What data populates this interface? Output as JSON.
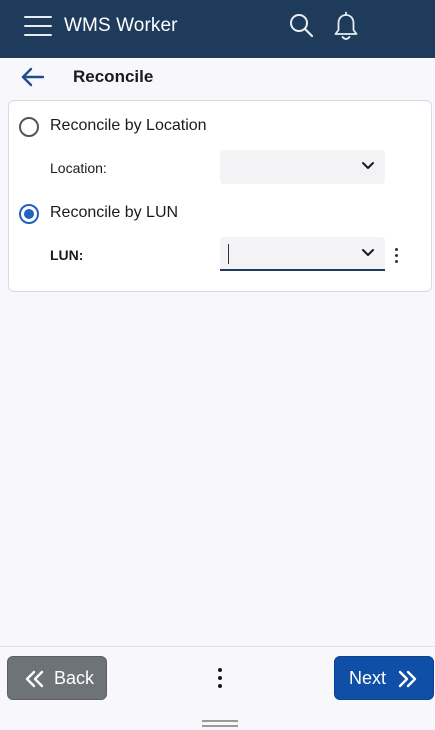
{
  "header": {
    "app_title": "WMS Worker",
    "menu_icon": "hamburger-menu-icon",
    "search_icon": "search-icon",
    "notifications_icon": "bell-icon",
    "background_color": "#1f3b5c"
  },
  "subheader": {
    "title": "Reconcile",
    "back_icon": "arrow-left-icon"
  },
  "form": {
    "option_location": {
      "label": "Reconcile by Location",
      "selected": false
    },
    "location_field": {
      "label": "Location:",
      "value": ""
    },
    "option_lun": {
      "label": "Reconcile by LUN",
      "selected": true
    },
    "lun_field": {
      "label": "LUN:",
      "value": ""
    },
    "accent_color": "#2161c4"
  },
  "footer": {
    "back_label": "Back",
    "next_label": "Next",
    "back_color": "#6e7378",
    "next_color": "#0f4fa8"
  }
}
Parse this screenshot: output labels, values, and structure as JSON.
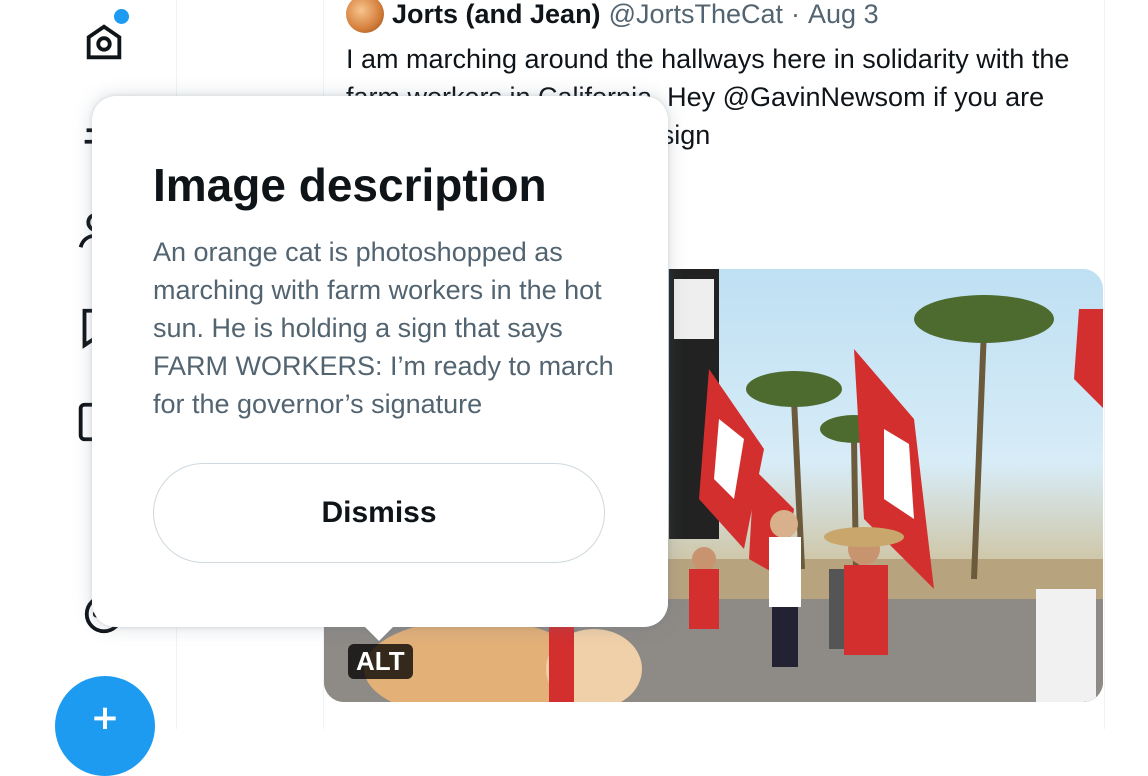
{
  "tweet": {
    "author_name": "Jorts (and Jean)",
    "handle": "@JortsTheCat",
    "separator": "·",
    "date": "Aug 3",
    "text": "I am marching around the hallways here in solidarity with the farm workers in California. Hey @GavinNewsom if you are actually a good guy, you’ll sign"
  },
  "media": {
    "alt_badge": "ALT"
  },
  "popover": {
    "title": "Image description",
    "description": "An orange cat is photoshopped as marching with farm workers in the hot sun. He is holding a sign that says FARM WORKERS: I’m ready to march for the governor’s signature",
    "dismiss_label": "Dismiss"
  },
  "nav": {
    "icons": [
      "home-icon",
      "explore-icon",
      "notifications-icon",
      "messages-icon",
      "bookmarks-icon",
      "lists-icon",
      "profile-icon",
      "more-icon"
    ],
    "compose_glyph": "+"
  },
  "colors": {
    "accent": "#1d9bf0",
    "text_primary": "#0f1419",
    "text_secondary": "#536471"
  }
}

__________________________________________________

● **JOB**:
Say how many lines in the records above hold "sign", and give no other text.

● **WRITTEN SOLUTION**:
2